Problem description — Can you switch every "gridline" in the data below to "grid-line" and give all the lines back with nothing else changed?

Available data —
╭──

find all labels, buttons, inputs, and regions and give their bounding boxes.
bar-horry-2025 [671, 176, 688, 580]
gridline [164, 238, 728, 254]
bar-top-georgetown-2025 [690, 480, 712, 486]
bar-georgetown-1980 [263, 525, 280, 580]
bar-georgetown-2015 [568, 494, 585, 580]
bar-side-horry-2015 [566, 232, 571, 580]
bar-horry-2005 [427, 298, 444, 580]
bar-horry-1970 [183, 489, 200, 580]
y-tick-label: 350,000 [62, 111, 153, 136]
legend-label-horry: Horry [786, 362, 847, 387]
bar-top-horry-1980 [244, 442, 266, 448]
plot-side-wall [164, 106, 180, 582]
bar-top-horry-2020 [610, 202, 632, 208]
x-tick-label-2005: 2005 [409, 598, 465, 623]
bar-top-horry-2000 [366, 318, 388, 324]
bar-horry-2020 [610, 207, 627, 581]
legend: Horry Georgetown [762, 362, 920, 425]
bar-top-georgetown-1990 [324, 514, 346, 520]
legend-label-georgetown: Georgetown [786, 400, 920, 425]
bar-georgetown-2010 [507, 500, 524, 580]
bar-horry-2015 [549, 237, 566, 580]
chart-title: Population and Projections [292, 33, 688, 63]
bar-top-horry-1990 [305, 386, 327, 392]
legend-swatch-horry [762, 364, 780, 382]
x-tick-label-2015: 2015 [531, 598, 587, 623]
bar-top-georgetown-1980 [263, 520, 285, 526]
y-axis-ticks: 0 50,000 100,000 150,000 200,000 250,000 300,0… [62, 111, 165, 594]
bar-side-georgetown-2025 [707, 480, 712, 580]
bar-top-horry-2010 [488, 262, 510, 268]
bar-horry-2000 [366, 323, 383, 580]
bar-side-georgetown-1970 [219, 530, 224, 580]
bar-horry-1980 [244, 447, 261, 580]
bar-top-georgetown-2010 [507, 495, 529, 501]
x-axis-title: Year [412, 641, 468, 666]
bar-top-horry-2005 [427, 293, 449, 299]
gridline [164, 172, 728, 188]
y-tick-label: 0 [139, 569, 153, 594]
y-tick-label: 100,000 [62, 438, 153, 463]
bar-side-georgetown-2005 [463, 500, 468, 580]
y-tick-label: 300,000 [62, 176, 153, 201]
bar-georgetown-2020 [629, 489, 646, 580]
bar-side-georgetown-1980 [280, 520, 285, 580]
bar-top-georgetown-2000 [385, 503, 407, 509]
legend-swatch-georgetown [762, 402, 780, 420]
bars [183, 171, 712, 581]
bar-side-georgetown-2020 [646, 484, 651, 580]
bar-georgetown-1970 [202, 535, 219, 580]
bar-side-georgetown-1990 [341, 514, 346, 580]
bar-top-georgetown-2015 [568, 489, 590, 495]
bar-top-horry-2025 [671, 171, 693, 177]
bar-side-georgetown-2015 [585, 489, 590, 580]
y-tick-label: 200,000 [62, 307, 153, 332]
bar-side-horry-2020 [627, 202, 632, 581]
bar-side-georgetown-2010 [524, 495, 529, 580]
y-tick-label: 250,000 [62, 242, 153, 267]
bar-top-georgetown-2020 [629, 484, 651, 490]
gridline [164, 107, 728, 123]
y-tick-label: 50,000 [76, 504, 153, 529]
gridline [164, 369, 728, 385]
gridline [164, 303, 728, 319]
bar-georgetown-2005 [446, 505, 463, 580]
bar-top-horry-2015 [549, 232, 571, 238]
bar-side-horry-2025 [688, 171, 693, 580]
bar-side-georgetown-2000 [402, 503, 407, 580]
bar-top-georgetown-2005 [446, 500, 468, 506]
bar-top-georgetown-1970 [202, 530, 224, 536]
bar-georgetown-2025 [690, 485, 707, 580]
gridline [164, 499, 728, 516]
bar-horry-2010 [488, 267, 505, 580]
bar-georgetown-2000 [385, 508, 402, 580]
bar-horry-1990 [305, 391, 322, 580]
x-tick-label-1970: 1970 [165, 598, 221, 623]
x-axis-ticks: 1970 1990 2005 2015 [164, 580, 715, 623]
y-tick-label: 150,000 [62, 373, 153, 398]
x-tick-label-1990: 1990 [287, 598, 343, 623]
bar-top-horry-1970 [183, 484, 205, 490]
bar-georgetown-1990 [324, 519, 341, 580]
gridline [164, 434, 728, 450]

╰──

Task output —
find all labels, buttons, inputs, and regions and give their bounding boxes.
bar-horry-2025 [671, 176, 688, 580]
grid-line [164, 238, 728, 254]
bar-top-georgetown-2025 [690, 480, 712, 486]
bar-georgetown-1980 [263, 525, 280, 580]
bar-georgetown-2015 [568, 494, 585, 580]
bar-side-horry-2015 [566, 232, 571, 580]
bar-horry-2005 [427, 298, 444, 580]
bar-horry-1970 [183, 489, 200, 580]
y-tick-label: 350,000 [62, 111, 153, 136]
legend-label-horry: Horry [786, 362, 847, 387]
bar-top-horry-1980 [244, 442, 266, 448]
plot-side-wall [164, 106, 180, 582]
bar-top-horry-2020 [610, 202, 632, 208]
x-tick-label-2005: 2005 [409, 598, 465, 623]
bar-top-horry-2000 [366, 318, 388, 324]
bar-horry-2020 [610, 207, 627, 581]
legend: Horry Georgetown [762, 362, 920, 425]
bar-top-georgetown-1990 [324, 514, 346, 520]
legend-label-georgetown: Georgetown [786, 400, 920, 425]
bar-georgetown-2010 [507, 500, 524, 580]
bar-horry-2015 [549, 237, 566, 580]
chart-title: Population and Projections [292, 33, 688, 63]
bar-top-horry-1990 [305, 386, 327, 392]
legend-swatch-horry [762, 364, 780, 382]
x-tick-label-2015: 2015 [531, 598, 587, 623]
bar-top-georgetown-1980 [263, 520, 285, 526]
y-axis-ticks: 0 50,000 100,000 150,000 200,000 250,000 300,0… [62, 111, 165, 594]
bar-side-georgetown-2025 [707, 480, 712, 580]
bar-top-horry-2010 [488, 262, 510, 268]
bar-horry-2000 [366, 323, 383, 580]
bar-side-georgetown-1970 [219, 530, 224, 580]
bar-horry-1980 [244, 447, 261, 580]
bar-top-georgetown-2010 [507, 495, 529, 501]
x-axis-title: Year [412, 641, 468, 666]
bar-top-horry-2005 [427, 293, 449, 299]
grid-line [164, 172, 728, 188]
y-tick-label: 0 [139, 569, 153, 594]
y-tick-label: 100,000 [62, 438, 153, 463]
bar-side-georgetown-2005 [463, 500, 468, 580]
y-tick-label: 300,000 [62, 176, 153, 201]
bar-georgetown-2020 [629, 489, 646, 580]
bar-side-georgetown-1980 [280, 520, 285, 580]
bar-top-georgetown-2000 [385, 503, 407, 509]
legend-swatch-georgetown [762, 402, 780, 420]
bars [183, 171, 712, 581]
bar-side-georgetown-2020 [646, 484, 651, 580]
bar-georgetown-1970 [202, 535, 219, 580]
bar-side-georgetown-1990 [341, 514, 346, 580]
bar-top-georgetown-2015 [568, 489, 590, 495]
bar-top-horry-2025 [671, 171, 693, 177]
bar-side-georgetown-2015 [585, 489, 590, 580]
y-tick-label: 200,000 [62, 307, 153, 332]
bar-side-horry-2020 [627, 202, 632, 581]
bar-side-georgetown-2010 [524, 495, 529, 580]
y-tick-label: 250,000 [62, 242, 153, 267]
bar-top-georgetown-2020 [629, 484, 651, 490]
grid-line [164, 107, 728, 123]
y-tick-label: 50,000 [76, 504, 153, 529]
grid-line [164, 369, 728, 385]
grid-line [164, 303, 728, 319]
bar-georgetown-2005 [446, 505, 463, 580]
bar-top-horry-2015 [549, 232, 571, 238]
bar-side-horry-2025 [688, 171, 693, 580]
bar-side-georgetown-2000 [402, 503, 407, 580]
bar-top-georgetown-2005 [446, 500, 468, 506]
bar-top-georgetown-1970 [202, 530, 224, 536]
bar-georgetown-2025 [690, 485, 707, 580]
grid-line [164, 499, 728, 516]
bar-horry-2010 [488, 267, 505, 580]
bar-georgetown-2000 [385, 508, 402, 580]
bar-horry-1990 [305, 391, 322, 580]
x-tick-label-1970: 1970 [165, 598, 221, 623]
x-axis-ticks: 1970 1990 2005 2015 [164, 580, 715, 623]
y-tick-label: 150,000 [62, 373, 153, 398]
x-tick-label-1990: 1990 [287, 598, 343, 623]
bar-top-horry-1970 [183, 484, 205, 490]
bar-georgetown-1990 [324, 519, 341, 580]
grid-line [164, 434, 728, 450]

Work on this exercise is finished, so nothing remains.